>> BEGIN EXCERPTED TEXT

This fresh revamp of a 25-year-old Petty & the Heartbreakers album remains in single-CD or one-LP form, still compact by virtue of playing musical chairs with some of the songs. The 2021 version of the album adds four never-before-released tracks — and also tacks on an extra minute of jamming to one of the existing numbers — while excising a handful of film instrumentals, as well as losing three tunes that got officially shuffled over to last year’s “All the Rest.”

The full title of the new release is “Angel Dream (Songs and Music from the Motion Picture ‘She’s The One’),” with a subtitle that served as the full original name of a collection released in substantially different form in 1996. Back then, the album served as the soundtrack to an Edward Burns romantic dramedy that tends to be, shall we say, less fondly recalled than the music Petty provided for it.

It seems safe to say that the original “She’s the One” album was ripe for a revamp because it was too much of a mongrel project to seem sacrosanct or untouchable among most Petty fans — although you won’t find Heartbreakers guitarist and album co-producer Mike Campbell dissing the OG version.

“No, I never felt like it was diminished or perceived as a weaker album, per se, compared to our other albums,” says Campbell. “It was just the album we did that year. And we didn’t have as many original songs on it, but that was kind of fun for us, to do some covers, and having a film (to work with) for Tom, I think, was fun. But, you know, I liked the record…”

Ulyate says that Petty himself was a little more down on the “She’s the One” album. Although they never spent any amount of time discussing how it could be reimagined, with all the oxygen in their discussions about that era going toward how to update and expand the beloved “Wildflowers” album of ’94, he says the star made comments indicating he felt the soundtrack involved some compromises that placed it below the top tier of the Heartbreakers catalog.

“One of the things about this album we knew was that Tom was never that happy with the way it came out,” Ulyate says. “He felt it was kind of rushed. He didn’t really get the chance to put the time and effort into the finishing of it that he wished to, because there was a deadline they had to hit to make the movie. So my feeling about it, from what he told me, was that album kind of left a bad taste in his mouth, and he wished he could have gone back and really done it properly.

The ultimate test of how Petty felt about its place in his oeuvre: “In around 2014 or 2015, we remastered the whole catalog, and he said, ‘Eh, don’t do that one.’” Ulyate laughs at the memory of that simple instruction. “So he had other plans for it, you know.”

While what those plans could have been will apparently never be known — as opposed to the very specific game plan Petty had laid out for an “All the Rest” album and running order before he died in 2018 — “I personally just feel that he’d be happy with the way this came out.”

The idea that something else could be done with “She’s the One” was an outgrowth of all the years of work devoted to “Wildflowers and All the Rest.” Three songs that were withheld from the original “Wildflowers” album — “Hope You Never,” “Hung Up and Overdue” and “California” — ended up being thrown by Petty onto the soundtrack instead. But he included those three on his final track list for “All the Rest,” the planned companion album to “Wildflowers” that finally came out posthumously. It was the feeling of some in the Petty camp that the late rocker considered those three to have been officially shifted back into the “Wildflowers” universe now… meaning, they should come off “She’s the One.” But what to replace them with, if some version of the soundtrack album was to remain in circulation?

>> END EXCERPTED TEXT

▶ **GIVEN EXERCISE 1**: Print the listing line for line, starting with its first line and going on through the line that contains "y-tick-label: 80 bbox=[44, 132, 59, 146]".
The text above and the listing that follows are unrelated to each other.

>> BEGIN ITEMS

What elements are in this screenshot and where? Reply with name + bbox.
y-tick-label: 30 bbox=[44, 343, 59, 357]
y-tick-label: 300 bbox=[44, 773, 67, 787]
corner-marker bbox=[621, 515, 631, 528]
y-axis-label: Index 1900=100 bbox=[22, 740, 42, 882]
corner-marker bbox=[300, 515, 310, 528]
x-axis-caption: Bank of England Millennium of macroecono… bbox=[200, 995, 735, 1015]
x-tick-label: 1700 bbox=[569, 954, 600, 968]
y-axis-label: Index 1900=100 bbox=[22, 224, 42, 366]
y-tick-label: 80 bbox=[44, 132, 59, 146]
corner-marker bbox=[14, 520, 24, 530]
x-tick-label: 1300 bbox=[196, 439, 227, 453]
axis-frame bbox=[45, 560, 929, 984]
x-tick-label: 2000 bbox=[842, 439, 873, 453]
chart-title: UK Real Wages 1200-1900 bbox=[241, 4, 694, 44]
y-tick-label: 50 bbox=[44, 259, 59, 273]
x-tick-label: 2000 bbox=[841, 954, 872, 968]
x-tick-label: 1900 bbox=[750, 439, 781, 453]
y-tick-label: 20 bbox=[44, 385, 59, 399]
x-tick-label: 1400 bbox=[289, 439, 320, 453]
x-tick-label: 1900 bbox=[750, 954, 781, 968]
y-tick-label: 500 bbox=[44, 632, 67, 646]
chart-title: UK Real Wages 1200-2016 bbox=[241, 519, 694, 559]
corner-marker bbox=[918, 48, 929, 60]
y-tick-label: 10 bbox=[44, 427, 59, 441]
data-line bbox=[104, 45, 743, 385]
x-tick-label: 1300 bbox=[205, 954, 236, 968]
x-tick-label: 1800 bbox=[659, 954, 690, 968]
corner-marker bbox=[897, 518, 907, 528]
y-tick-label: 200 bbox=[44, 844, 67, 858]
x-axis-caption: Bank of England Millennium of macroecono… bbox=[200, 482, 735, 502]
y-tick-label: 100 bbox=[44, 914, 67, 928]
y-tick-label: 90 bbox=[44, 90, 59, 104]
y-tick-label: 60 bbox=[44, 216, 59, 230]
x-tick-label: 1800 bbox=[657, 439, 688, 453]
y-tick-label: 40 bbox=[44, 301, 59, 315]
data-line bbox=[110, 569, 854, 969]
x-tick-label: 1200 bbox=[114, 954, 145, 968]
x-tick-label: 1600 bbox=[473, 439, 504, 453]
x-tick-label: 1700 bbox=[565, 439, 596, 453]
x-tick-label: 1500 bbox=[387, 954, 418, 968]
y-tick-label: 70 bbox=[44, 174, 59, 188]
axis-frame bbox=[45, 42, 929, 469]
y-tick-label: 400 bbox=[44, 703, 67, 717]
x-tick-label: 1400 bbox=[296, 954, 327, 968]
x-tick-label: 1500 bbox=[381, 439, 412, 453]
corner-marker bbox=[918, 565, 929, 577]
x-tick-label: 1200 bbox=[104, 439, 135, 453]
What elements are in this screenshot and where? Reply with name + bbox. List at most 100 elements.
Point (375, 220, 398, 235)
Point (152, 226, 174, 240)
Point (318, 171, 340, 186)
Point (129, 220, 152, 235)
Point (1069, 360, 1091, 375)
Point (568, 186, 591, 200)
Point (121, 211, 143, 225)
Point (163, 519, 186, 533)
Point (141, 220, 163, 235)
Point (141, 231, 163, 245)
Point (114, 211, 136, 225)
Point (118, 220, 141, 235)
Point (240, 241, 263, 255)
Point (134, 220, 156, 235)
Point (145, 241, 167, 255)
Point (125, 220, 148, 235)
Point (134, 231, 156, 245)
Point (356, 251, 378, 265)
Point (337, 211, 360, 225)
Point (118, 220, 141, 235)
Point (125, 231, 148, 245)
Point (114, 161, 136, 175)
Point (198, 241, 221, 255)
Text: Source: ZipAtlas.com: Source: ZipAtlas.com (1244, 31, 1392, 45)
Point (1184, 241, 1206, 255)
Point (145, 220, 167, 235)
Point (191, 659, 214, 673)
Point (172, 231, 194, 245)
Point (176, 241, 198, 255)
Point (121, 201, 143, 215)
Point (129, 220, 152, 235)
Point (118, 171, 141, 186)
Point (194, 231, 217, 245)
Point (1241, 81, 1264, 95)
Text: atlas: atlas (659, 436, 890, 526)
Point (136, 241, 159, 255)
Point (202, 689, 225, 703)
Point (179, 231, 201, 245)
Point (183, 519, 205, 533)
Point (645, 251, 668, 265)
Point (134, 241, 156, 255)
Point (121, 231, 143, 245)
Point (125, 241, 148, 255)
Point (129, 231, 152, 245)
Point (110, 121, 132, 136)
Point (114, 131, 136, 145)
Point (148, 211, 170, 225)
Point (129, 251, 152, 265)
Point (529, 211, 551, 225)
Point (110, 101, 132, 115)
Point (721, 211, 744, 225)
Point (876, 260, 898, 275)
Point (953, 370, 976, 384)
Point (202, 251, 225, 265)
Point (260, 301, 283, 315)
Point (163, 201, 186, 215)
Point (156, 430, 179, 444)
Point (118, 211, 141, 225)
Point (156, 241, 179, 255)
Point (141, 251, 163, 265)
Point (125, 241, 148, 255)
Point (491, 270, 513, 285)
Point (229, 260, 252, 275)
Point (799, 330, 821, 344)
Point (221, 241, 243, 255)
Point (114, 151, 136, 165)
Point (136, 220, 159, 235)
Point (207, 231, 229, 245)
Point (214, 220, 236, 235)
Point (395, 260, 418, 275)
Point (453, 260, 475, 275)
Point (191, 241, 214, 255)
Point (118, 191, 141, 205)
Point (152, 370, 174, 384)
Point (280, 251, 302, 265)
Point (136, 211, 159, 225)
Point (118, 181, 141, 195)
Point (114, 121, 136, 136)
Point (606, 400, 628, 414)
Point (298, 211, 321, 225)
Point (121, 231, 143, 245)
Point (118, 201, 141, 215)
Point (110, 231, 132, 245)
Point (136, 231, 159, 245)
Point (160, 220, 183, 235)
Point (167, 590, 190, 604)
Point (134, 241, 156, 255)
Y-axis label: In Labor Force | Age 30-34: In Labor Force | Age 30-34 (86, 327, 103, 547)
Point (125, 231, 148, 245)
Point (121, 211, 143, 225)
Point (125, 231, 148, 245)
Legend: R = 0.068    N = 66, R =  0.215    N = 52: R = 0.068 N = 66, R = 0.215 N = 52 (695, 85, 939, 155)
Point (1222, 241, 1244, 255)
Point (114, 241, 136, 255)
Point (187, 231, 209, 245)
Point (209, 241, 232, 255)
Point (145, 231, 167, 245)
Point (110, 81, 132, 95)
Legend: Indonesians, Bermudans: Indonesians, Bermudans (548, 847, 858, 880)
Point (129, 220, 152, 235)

>> END ITEMS

▶ **GIVEN EXERCISE 2**: In the excerpt on the "She's the One" revamp, which three songs withheld from the original "Wildflowers" album did Petty put on the soundtrack instead?

▶ **OUTPUT 1**:
What elements are in this screenshot and where? Reply with name + bbox.
y-tick-label: 30 bbox=[44, 343, 59, 357]
y-tick-label: 300 bbox=[44, 773, 67, 787]
corner-marker bbox=[621, 515, 631, 528]
y-axis-label: Index 1900=100 bbox=[22, 740, 42, 882]
corner-marker bbox=[300, 515, 310, 528]
x-axis-caption: Bank of England Millennium of macroecono… bbox=[200, 995, 735, 1015]
x-tick-label: 1700 bbox=[569, 954, 600, 968]
y-axis-label: Index 1900=100 bbox=[22, 224, 42, 366]
y-tick-label: 80 bbox=[44, 132, 59, 146]

▶ **OUTPUT 2**: "Hope You Never," "Hung Up and Overdue" and "California."